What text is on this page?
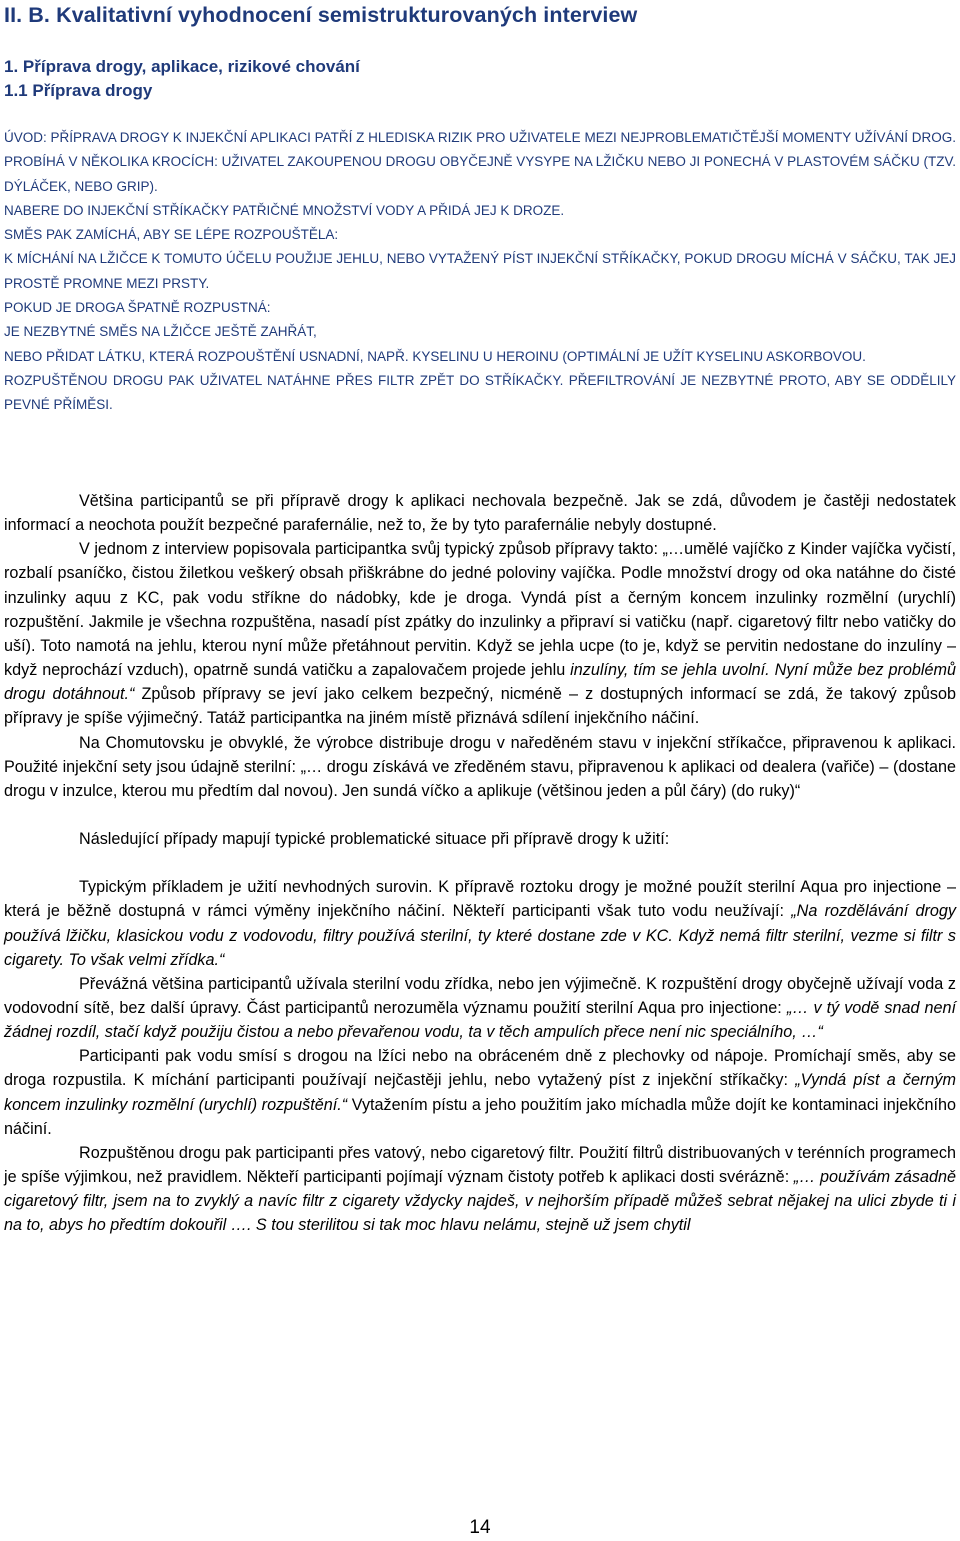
II. B. Kvalitativní vyhodnocení semistrukturovaných interview
1. Příprava drogy, aplikace, rizikové chování
1.1 Příprava drogy

ÚVOD: PŘÍPRAVA DROGY K INJEKČNÍ APLIKACI PATŘÍ Z HLEDISKA RIZIK PRO UŽIVATELE MEZI NEJPROBLEMATIČTĚJŠÍ MOMENTY UŽÍVÁNÍ DROG. PROBÍHÁ V NĚKOLIKA KROCÍCH: UŽIVATEL ZAKOUPENOU DROGU OBYČEJNĚ VYSYPE NA LŽIČKU NEBO JI PONECHÁ V PLASTOVÉM SÁČKU (TZV. DÝLÁČEK, NEBO GRIP).

NABERE DO INJEKČNÍ STŘÍKAČKY PATŘIČNÉ MNOŽSTVÍ VODY A PŘIDÁ JEJ K DROZE.

SMĚS PAK ZAMÍCHÁ, ABY SE LÉPE ROZPOUŠTĚLA:

K MÍCHÁNÍ NA LŽIČCE K TOMUTO ÚČELU POUŽIJE JEHLU, NEBO VYTAŽENÝ PÍST INJEKČNÍ STŘÍKAČKY, POKUD DROGU MÍCHÁ V SÁČKU, TAK JEJ PROSTĚ PROMNE MEZI PRSTY.

POKUD JE DROGA ŠPATNĚ ROZPUSTNÁ:

JE NEZBYTNÉ SMĚS NA LŽIČCE JEŠTĚ ZAHŘÁT,

NEBO PŘIDAT LÁTKU, KTERÁ ROZPOUŠTĚNÍ USNADNÍ, NAPŘ. KYSELINU U HEROINU (OPTIMÁLNÍ JE UŽÍT KYSELINU ASKORBOVOU.

ROZPUŠTĚNOU DROGU PAK UŽIVATEL NATÁHNE PŘES FILTR ZPĚT DO STŘÍKAČKY. PŘEFILTROVÁNÍ JE NEZBYTNÉ PROTO, ABY SE ODDĚLILY PEVNÉ PŘÍMĚSI.

Většina participantů se při přípravě drogy k aplikaci nechovala bezpečně. Jak se zdá, důvodem je častěji nedostatek informací a neochota použít bezpečné parafernálie, než to, že by tyto parafernálie nebyly dostupné.

V jednom z interview popisovala participantka svůj typický způsob přípravy takto: „…umělé vajíčko z Kinder vajíčka vyčistí, rozbalí psaníčko, čistou žiletkou veškerý obsah přiškrábne do jedné poloviny vajíčka. Podle množství drogy od oka natáhne do čisté inzulinky aquu z KC, pak vodu stříkne do nádobky, kde je droga. Vyndá píst a černým koncem inzulinky rozmělní (urychlí) rozpuštění. Jakmile je všechna rozpuštěna, nasadí píst zpátky do inzulinky a připraví si vatičku (např. cigaretový filtr nebo vatičky do uší). Toto namotá na jehlu, kterou nyní může přetáhnout pervitin. Když se jehla ucpe (to je, když se pervitin nedostane do inzulíny – když neprochází vzduch), opatrně sundá vatičku a zapalovačem projede jehlu inzulíny, tím se jehla uvolní. Nyní může bez problémů drogu dotáhnout.“ Způsob přípravy se jeví jako celkem bezpečný, nicméně – z dostupných informací se zdá, že takový způsob přípravy je spíše výjimečný. Tatáž participantka na jiném místě přiznává sdílení injekčního náčiní.

Na Chomutovsku je obvyklé, že výrobce distribuje drogu v naředěném stavu v injekční stříkačce, připravenou k aplikaci. Použité injekční sety jsou údajně sterilní: „… drogu získává ve zředěném stavu, připravenou k aplikaci od dealera (vařiče) – (dostane drogu v inzulce, kterou mu předtím dal novou). Jen sundá víčko a aplikuje (většinou jeden a půl čáry) (do ruky)“

Následující případy mapují typické problematické situace při přípravě drogy k užití:

Typickým příkladem je užití nevhodných surovin. K přípravě roztoku drogy je možné použít sterilní Aqua pro injectione – která je běžně dostupná v rámci výměny injekčního náčiní. Někteří participanti však tuto vodu neužívají: „Na rozdělávání drogy používá lžičku, klasickou vodu z vodovodu, filtry používá sterilní, ty které dostane zde v KC. Když nemá filtr sterilní, vezme si filtr s cigarety. To však velmi zřídka.“

Převážná většina participantů užívala sterilní vodu zřídka, nebo jen výjimečně. K rozpuštění drogy obyčejně užívají voda z vodovodní sítě, bez další úpravy. Část participantů nerozuměla významu použití sterilní Aqua pro injectione: „… v tý vodě snad není žádnej rozdíl, stačí když použiju čistou a nebo převařenou vodu, ta v těch ampulích přece není nic speciálního, …“

Participanti pak vodu smísí s drogou na lžíci nebo na obráceném dně z plechovky od nápoje. Promíchají směs, aby se droga rozpustila. K míchání participanti používají nejčastěji jehlu, nebo vytažený píst z injekční stříkačky: „Vyndá píst a černým koncem inzulinky rozmělní (urychlí) rozpuštění.“ Vytažením pístu a jeho použitím jako míchadla může dojít ke kontaminaci injekčního náčiní.

Rozpuštěnou drogu pak participanti přes vatový, nebo cigaretový filtr. Použití filtrů distribuovaných v terénních programech je spíše výjimkou, než pravidlem. Někteří participanti pojímají význam čistoty potřeb k aplikaci dosti svérázně: „… používám zásadně cigaretový filtr, jsem na to zvyklý a navíc filtr z cigarety vždycky najdeš, v nejhorším případě můžeš sebrat nějakej na ulici zbyde ti i na to, abys ho předtím dokouřil …. S tou sterilitou si tak moc hlavu nelámu, stejně už jsem chytil

14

#### [Exercise objective]
Quote in full the listing given above; the images are to be left out.

#### [Result of this task]
What text is on this page?
II. B. Kvalitativní vyhodnocení semistrukturovaných interview
1. Příprava drogy, aplikace, rizikové chování
1.1 Příprava drogy

ÚVOD: PŘÍPRAVA DROGY K INJEKČNÍ APLIKACI PATŘÍ Z HLEDISKA RIZIK PRO UŽIVATELE MEZI NEJPROBLEMATIČTĚJŠÍ MOMENTY UŽÍVÁNÍ DROG. PROBÍHÁ V NĚKOLIKA KROCÍCH: UŽIVATEL ZAKOUPENOU DROGU OBYČEJNĚ VYSYPE NA LŽIČKU NEBO JI PONECHÁ V PLASTOVÉM SÁČKU (TZV. DÝLÁČEK, NEBO GRIP).

NABERE DO INJEKČNÍ STŘÍKAČKY PATŘIČNÉ MNOŽSTVÍ VODY A PŘIDÁ JEJ K DROZE.

SMĚS PAK ZAMÍCHÁ, ABY SE LÉPE ROZPOUŠTĚLA:

K MÍCHÁNÍ NA LŽIČCE K TOMUTO ÚČELU POUŽIJE JEHLU, NEBO VYTAŽENÝ PÍST INJEKČNÍ STŘÍKAČKY, POKUD DROGU MÍCHÁ V SÁČKU, TAK JEJ PROSTĚ PROMNE MEZI PRSTY.

POKUD JE DROGA ŠPATNĚ ROZPUSTNÁ:

JE NEZBYTNÉ SMĚS NA LŽIČCE JEŠTĚ ZAHŘÁT,

NEBO PŘIDAT LÁTKU, KTERÁ ROZPOUŠTĚNÍ USNADNÍ, NAPŘ. KYSELINU U HEROINU (OPTIMÁLNÍ JE UŽÍT KYSELINU ASKORBOVOU.

ROZPUŠTĚNOU DROGU PAK UŽIVATEL NATÁHNE PŘES FILTR ZPĚT DO STŘÍKAČKY. PŘEFILTROVÁNÍ JE NEZBYTNÉ PROTO, ABY SE ODDĚLILY PEVNÉ PŘÍMĚSI.

Většina participantů se při přípravě drogy k aplikaci nechovala bezpečně. Jak se zdá, důvodem je častěji nedostatek informací a neochota použít bezpečné parafernálie, než to, že by tyto parafernálie nebyly dostupné.

V jednom z interview popisovala participantka svůj typický způsob přípravy takto: „…umělé vajíčko z Kinder vajíčka vyčistí, rozbalí psaníčko, čistou žiletkou veškerý obsah přiškrábne do jedné poloviny vajíčka. Podle množství drogy od oka natáhne do čisté inzulinky aquu z KC, pak vodu stříkne do nádobky, kde je droga. Vyndá píst a černým koncem inzulinky rozmělní (urychlí) rozpuštění. Jakmile je všechna rozpuštěna, nasadí píst zpátky do inzulinky a připraví si vatičku (např. cigaretový filtr nebo vatičky do uší). Toto namotá na jehlu, kterou nyní může přetáhnout pervitin. Když se jehla ucpe (to je, když se pervitin nedostane do inzulíny – když neprochází vzduch), opatrně sundá vatičku a zapalovačem projede jehlu inzulíny, tím se jehla uvolní. Nyní může bez problémů drogu dotáhnout.“ Způsob přípravy se jeví jako celkem bezpečný, nicméně – z dostupných informací se zdá, že takový způsob přípravy je spíše výjimečný. Tatáž participantka na jiném místě přiznává sdílení injekčního náčiní.

Na Chomutovsku je obvyklé, že výrobce distribuje drogu v naředěném stavu v injekční stříkačce, připravenou k aplikaci. Použité injekční sety jsou údajně sterilní: „… drogu získává ve zředěném stavu, připravenou k aplikaci od dealera (vařiče) – (dostane drogu v inzulce, kterou mu předtím dal novou). Jen sundá víčko a aplikuje (většinou jeden a půl čáry) (do ruky)“

Následující případy mapují typické problematické situace při přípravě drogy k užití:

Typickým příkladem je užití nevhodných surovin. K přípravě roztoku drogy je možné použít sterilní Aqua pro injectione – která je běžně dostupná v rámci výměny injekčního náčiní. Někteří participanti však tuto vodu neužívají: „Na rozdělávání drogy používá lžičku, klasickou vodu z vodovodu, filtry používá sterilní, ty které dostane zde v KC. Když nemá filtr sterilní, vezme si filtr s cigarety. To však velmi zřídka.“

Převážná většina participantů užívala sterilní vodu zřídka, nebo jen výjimečně. K rozpuštění drogy obyčejně užívají voda z vodovodní sítě, bez další úpravy. Část participantů nerozuměla významu použití sterilní Aqua pro injectione: „… v tý vodě snad není žádnej rozdíl, stačí když použiju čistou a nebo převařenou vodu, ta v těch ampulích přece není nic speciálního, …“

Participanti pak vodu smísí s drogou na lžíci nebo na obráceném dně z plechovky od nápoje. Promíchají směs, aby se droga rozpustila. K míchání participanti používají nejčastěji jehlu, nebo vytažený píst z injekční stříkačky: „Vyndá píst a černým koncem inzulinky rozmělní (urychlí) rozpuštění.“ Vytažením pístu a jeho použitím jako míchadla může dojít ke kontaminaci injekčního náčiní.

Rozpuštěnou drogu pak participanti přes vatový, nebo cigaretový filtr. Použití filtrů distribuovaných v terénních programech je spíše výjimkou, než pravidlem. Někteří participanti pojímají význam čistoty potřeb k aplikaci dosti svérázně: „… používám zásadně cigaretový filtr, jsem na to zvyklý a navíc filtr z cigarety vždycky najdeš, v nejhorším případě můžeš sebrat nějakej na ulici zbyde ti i na to, abys ho předtím dokouřil …. S tou sterilitou si tak moc hlavu nelámu, stejně už jsem chytil

14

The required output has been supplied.